O QUE FAZER -
1. As afirmações abaixo concordam com o trecho sobre a RAAM? Responda sim ou não a cada uma e cite literalmente as palavras do trecho que decidem. (a) A chegada da prova fica em Annapolis. (b) Em 2024, Milan participou da prova pela primeira vez. (c) No Kansas, Milan enfrentou tornado e chuva de granizo.
2. Segundo o trecho sobre a RAAM, quais desertos fazem parte do percurso da prova?
3. Prolongue o trecho sobre a RAAM a partir da última frase apresentada.

TRECHO SELECIONADO -
╔══

Considerada uma das mais severas provas de ciclismo do mundo, a RAAM é realizada nos Estados Unidos, com largada no píer de Oceanside, Santa Mônica, em Los Angeles e cruza 12 estados. No percurso, estão dois desertos, Sonora e Mojave, e a subida de três montanhas (Sierra, Rocky e Appalachian). A chegada é Annapolis, capital do estado de Maryland. A edição 2024 foi realizada em junho.
“Durante sete dias, pedalando ininterruptamente, ou seja, 24 horas por dia, eu e mais três ciclistas percorremos pouco mais de três mil milhas (5 mil quilômetros) de costa a costa dos Estados Unidos”, detalha.
No percurso, Milan enfrentou o calor extremo do deserto do Arizona, as altas elevações do Colorado. Em alguns trechos, foi obrigado a lidar com tornado e chuva de granizo, no Kansas.
“Passamos também por outros perigos inerentes da competição conhecida por levar os ciclistas ao extremo tanto no aspecto físico quanto mental. Esta foi a 18ª vez que participei da prova e o único brasileiro a entrar para o Hall of Fame da RAAM”, conta Milan.
Anos de dedicação para superar desafios no esporte renderam a Milan a capacidade de atuar com agilidade, resistência, resiliência e doses de criatividade. “Nas negociações do dia a dia, várias características do esporte se tornam evidentes, pois nem sempre se obtém o melhor resultado, mas se deve continuar tentando sempre”, diz.

╚══

Registros de dados coletados:
╔══

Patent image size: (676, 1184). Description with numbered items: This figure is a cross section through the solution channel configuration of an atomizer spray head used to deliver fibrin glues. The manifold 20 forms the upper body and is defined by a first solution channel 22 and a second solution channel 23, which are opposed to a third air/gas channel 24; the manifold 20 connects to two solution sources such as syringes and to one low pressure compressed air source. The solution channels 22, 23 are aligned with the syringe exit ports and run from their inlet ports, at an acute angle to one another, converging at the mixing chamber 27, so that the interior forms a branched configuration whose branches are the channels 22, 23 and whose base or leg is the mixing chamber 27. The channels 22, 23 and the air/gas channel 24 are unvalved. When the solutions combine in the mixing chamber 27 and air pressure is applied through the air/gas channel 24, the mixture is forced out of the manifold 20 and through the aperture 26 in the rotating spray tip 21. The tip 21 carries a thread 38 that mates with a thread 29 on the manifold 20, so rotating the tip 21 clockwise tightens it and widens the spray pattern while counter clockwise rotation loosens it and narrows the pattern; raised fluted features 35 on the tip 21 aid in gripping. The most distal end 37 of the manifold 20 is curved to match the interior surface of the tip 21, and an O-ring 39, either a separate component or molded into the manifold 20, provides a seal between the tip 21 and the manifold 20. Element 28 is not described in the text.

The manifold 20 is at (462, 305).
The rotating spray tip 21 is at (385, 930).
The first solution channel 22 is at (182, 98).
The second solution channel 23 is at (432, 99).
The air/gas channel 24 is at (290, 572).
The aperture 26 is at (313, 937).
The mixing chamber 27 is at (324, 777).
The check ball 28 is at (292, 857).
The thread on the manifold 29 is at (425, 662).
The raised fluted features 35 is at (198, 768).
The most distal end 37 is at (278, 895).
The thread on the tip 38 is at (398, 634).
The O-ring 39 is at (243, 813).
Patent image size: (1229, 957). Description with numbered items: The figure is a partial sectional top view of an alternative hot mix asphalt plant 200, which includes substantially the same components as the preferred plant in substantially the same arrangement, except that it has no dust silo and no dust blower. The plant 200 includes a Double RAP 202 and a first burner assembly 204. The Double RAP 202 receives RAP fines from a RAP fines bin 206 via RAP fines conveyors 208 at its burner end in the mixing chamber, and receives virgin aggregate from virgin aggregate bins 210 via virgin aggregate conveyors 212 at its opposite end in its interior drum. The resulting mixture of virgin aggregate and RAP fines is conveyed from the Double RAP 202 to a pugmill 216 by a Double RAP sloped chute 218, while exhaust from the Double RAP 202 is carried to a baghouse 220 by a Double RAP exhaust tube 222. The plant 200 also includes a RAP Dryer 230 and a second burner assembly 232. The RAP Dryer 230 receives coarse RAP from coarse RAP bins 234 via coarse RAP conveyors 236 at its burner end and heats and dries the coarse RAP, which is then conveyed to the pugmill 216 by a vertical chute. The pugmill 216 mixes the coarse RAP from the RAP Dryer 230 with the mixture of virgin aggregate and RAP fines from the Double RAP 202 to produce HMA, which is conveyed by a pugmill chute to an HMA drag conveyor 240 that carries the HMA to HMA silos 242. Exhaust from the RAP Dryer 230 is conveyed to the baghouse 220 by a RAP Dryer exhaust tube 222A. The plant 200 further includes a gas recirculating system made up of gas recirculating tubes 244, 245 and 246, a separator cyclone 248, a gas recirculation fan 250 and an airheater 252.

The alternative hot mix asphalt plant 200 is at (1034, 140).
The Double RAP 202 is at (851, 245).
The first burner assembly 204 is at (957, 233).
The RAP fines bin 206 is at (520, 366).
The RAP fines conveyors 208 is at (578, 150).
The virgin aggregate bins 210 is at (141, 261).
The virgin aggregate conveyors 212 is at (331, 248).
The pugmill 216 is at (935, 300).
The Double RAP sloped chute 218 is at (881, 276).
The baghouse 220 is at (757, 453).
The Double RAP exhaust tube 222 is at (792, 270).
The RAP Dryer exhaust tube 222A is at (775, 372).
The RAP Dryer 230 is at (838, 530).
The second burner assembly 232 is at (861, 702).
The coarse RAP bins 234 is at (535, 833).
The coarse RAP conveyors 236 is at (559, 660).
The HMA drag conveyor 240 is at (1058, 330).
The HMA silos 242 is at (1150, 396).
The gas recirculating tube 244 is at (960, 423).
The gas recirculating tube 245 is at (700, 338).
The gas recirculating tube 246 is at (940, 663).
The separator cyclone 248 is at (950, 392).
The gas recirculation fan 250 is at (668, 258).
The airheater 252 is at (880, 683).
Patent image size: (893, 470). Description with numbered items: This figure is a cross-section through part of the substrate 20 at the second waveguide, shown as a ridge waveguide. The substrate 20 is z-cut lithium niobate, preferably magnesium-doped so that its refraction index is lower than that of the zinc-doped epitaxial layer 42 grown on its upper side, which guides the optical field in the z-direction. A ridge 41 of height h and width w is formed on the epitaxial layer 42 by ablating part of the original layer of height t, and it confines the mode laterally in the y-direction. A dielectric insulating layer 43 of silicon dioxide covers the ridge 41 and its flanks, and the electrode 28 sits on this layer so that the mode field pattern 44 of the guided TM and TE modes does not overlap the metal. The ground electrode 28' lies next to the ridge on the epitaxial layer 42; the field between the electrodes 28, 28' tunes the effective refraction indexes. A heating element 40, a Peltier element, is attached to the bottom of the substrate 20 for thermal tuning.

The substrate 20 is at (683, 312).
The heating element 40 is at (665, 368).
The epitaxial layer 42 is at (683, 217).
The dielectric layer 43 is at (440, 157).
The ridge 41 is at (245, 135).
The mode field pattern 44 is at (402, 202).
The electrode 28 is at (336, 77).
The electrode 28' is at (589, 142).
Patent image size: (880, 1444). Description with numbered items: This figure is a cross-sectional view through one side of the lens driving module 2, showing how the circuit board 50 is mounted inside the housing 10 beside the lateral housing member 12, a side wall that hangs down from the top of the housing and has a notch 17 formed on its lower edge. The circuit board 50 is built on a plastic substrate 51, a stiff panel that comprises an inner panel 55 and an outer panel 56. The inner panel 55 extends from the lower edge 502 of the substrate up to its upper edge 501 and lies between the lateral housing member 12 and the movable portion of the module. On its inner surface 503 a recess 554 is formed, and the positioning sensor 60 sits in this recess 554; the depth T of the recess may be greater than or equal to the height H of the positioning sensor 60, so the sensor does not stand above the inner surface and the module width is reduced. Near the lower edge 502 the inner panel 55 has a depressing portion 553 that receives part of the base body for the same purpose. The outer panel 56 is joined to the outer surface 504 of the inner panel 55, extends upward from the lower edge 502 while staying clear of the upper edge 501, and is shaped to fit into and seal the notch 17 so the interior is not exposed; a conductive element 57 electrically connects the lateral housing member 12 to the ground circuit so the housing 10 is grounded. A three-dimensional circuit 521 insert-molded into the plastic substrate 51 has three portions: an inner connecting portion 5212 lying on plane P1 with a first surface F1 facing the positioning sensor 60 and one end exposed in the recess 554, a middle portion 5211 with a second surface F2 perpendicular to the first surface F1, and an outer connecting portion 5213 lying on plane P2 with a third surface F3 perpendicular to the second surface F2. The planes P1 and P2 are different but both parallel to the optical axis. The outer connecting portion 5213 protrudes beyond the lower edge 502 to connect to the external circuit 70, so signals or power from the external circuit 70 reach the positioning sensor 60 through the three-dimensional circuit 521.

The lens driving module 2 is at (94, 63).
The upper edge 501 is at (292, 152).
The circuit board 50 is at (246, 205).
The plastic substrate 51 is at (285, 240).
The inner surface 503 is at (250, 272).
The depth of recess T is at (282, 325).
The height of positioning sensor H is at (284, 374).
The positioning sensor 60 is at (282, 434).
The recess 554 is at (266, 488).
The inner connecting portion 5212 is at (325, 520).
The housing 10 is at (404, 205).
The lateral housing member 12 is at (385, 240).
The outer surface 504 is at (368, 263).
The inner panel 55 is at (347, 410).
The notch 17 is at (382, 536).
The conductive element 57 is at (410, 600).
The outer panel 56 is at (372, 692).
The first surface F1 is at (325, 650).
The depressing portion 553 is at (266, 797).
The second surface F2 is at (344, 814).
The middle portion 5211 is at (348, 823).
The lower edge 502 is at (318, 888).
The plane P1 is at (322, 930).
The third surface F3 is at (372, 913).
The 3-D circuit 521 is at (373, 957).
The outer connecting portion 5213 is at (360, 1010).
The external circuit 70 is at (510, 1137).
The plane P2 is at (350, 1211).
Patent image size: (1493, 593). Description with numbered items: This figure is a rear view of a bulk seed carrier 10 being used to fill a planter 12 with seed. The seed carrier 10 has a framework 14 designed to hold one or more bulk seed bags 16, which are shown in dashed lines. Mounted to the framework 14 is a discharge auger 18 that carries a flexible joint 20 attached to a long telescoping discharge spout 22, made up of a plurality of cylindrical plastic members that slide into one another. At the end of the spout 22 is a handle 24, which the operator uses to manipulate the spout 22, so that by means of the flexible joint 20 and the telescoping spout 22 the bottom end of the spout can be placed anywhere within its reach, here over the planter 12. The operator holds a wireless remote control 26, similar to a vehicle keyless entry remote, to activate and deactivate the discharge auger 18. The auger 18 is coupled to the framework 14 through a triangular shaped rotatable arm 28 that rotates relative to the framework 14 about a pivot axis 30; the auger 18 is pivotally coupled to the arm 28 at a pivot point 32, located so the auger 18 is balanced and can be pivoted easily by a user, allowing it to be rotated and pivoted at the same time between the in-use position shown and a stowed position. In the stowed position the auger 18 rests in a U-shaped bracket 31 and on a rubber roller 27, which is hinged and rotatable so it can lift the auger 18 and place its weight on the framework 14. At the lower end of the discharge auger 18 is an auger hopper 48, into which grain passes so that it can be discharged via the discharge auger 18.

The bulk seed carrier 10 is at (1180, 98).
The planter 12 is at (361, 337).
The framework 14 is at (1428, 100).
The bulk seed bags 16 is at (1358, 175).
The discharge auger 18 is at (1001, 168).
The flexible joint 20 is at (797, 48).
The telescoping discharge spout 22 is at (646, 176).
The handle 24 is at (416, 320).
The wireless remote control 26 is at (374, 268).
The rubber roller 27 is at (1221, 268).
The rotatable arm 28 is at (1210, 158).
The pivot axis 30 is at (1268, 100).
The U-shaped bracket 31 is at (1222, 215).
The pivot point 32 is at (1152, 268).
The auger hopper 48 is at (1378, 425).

╚══

RESPOSTAS POR TAREFA -
1.
(a) Sim: “A chegada é Annapolis, capital do estado de Maryland.”
(b) Não: “Esta foi a 18ª vez que participei da prova”
(c) Sim: “Em alguns trechos, foi obrigado a lidar com tornado e chuva de granizo, no Kansas.”

2. Sonora e Mojave.

3.
Negócios em treinos de longa duração
Vitórias e derrotas no mercado financeiro têm reflexos de experiências vivenciadas no esporte por Thiago Figueiredo, CIO da Intrabank, gestora de crédito. Com a rotina de praticar ciclismo em estrada, mountain bike, triatlo e corrida de aventura desde os 15 anos de idade, Figueiredo, hoje com 49 anos, é um apaixonado por esportes de longa duração.
“Esses esportes envolvem não somente preparo físico, mas muito planejamento e preparo psicológico. Essa combinação me motiva a seguir competindo. Ter sucesso em competições desse perfil é um projeto de longo prazo, em que a prova é apenas a finalização. Parte do que aprendi carrego comigo na profissão, como saber prever as dificuldades da prova, aprender a se adaptar às mudanças, ter resiliência e confiar no processo do ciclo de treinamento”, diz.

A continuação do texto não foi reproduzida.